[start]

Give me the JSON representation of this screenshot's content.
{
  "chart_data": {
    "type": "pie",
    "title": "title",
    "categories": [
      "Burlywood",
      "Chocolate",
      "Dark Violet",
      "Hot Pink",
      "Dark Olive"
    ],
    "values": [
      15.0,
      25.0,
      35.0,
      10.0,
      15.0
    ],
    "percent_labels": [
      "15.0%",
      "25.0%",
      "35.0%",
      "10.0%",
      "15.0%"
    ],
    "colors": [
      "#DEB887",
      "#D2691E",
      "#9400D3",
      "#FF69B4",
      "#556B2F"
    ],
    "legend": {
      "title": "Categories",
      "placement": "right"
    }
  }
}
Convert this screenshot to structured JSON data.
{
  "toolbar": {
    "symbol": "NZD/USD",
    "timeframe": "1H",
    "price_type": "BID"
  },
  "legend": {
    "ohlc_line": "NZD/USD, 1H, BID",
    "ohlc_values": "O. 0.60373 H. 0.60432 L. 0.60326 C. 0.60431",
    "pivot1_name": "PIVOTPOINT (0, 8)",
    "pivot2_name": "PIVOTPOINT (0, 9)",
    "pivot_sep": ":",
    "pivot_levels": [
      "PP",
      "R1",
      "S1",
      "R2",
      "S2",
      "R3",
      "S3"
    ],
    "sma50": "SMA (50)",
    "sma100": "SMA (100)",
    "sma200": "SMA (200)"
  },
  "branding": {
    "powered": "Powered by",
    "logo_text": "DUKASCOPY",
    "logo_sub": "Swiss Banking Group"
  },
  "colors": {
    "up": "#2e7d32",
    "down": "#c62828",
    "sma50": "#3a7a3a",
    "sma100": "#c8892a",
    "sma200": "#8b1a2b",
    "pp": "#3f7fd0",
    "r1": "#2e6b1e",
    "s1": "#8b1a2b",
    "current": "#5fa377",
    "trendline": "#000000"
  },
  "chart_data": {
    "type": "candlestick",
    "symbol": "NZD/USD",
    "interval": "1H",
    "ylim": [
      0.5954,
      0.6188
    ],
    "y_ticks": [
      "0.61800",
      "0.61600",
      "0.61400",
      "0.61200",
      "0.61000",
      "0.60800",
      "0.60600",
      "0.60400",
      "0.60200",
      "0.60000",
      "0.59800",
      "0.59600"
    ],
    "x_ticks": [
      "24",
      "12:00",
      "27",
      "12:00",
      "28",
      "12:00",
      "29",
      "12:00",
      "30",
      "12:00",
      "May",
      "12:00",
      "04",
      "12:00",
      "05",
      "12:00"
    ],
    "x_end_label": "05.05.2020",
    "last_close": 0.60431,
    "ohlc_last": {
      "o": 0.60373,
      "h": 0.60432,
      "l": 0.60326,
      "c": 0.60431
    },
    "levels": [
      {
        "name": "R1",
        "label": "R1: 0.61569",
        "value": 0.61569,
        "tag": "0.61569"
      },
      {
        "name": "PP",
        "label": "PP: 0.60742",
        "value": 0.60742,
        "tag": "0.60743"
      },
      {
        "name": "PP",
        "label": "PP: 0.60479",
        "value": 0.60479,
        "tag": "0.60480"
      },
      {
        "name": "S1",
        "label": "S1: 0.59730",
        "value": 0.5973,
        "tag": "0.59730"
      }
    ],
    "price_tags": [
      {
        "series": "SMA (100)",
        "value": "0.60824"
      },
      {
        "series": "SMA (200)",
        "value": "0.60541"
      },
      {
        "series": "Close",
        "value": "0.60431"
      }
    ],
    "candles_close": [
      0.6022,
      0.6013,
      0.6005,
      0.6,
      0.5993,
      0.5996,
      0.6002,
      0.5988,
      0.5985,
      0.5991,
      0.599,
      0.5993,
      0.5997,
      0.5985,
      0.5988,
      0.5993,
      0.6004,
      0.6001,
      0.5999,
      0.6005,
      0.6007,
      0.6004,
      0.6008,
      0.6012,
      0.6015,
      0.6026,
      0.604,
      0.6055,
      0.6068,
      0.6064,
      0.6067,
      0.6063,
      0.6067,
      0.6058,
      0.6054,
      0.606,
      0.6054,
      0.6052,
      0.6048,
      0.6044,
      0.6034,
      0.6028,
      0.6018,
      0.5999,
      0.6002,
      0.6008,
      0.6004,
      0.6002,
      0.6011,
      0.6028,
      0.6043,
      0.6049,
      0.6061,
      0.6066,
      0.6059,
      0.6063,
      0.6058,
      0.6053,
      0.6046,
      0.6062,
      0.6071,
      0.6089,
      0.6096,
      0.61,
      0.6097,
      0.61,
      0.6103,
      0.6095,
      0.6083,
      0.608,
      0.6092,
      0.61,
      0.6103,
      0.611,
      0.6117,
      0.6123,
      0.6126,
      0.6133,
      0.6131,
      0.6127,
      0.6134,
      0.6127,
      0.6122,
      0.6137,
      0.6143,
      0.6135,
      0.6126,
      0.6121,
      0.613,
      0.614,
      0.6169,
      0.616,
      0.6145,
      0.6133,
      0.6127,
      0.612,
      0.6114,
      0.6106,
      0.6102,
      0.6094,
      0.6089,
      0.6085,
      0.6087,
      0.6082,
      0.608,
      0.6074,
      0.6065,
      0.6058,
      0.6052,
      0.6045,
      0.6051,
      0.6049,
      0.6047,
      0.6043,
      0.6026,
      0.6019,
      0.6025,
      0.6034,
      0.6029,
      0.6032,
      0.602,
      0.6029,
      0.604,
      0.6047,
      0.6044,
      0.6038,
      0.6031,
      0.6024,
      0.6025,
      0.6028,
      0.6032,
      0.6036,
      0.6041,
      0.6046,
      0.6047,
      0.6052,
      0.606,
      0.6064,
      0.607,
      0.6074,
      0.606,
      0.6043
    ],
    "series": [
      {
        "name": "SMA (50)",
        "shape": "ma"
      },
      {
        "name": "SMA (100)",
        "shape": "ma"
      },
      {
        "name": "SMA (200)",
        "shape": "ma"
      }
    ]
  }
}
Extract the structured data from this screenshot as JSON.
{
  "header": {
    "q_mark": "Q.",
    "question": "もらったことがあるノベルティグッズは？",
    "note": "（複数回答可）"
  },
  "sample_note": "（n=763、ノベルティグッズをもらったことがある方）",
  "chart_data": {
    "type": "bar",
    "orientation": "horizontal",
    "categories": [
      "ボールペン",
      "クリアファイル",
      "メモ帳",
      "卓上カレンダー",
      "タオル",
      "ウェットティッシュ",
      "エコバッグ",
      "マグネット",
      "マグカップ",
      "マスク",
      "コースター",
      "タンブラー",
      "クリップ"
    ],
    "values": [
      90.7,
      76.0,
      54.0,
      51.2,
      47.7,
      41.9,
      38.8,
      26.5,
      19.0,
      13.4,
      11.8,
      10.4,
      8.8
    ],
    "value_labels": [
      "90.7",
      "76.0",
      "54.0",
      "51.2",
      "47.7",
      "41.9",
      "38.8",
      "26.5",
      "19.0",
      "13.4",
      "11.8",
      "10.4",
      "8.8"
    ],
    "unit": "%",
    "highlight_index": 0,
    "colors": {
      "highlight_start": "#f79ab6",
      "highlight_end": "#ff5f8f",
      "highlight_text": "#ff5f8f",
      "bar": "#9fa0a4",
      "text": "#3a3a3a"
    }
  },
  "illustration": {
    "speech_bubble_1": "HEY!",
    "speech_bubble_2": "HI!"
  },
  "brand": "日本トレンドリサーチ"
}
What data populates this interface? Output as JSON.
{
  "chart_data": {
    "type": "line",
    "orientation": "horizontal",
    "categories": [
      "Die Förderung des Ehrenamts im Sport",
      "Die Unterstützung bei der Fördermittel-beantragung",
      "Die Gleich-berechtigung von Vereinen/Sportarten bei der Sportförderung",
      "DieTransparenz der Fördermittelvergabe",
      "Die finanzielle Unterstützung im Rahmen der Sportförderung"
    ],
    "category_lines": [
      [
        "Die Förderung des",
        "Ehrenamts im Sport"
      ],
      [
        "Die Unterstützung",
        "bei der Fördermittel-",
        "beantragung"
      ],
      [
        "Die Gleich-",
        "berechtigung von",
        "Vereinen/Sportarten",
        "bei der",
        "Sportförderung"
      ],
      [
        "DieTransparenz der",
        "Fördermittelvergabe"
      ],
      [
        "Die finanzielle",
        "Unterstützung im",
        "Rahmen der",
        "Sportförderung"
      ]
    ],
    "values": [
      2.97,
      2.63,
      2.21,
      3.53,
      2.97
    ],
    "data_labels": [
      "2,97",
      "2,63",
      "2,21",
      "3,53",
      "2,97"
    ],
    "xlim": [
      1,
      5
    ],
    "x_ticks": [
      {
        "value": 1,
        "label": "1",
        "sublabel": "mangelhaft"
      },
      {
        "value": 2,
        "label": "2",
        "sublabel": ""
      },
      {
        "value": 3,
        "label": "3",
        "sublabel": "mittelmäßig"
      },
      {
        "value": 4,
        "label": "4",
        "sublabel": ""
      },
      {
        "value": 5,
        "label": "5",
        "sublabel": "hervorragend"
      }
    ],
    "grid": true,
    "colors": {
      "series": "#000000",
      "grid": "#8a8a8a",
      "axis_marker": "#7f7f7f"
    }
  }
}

[end]

**Brief**
Pull out every line of the records above that contains the word "DieTransparenz".

**Task solution**
      "DieTransparenz der Fördermittelvergabe",
        "DieTransparenz der",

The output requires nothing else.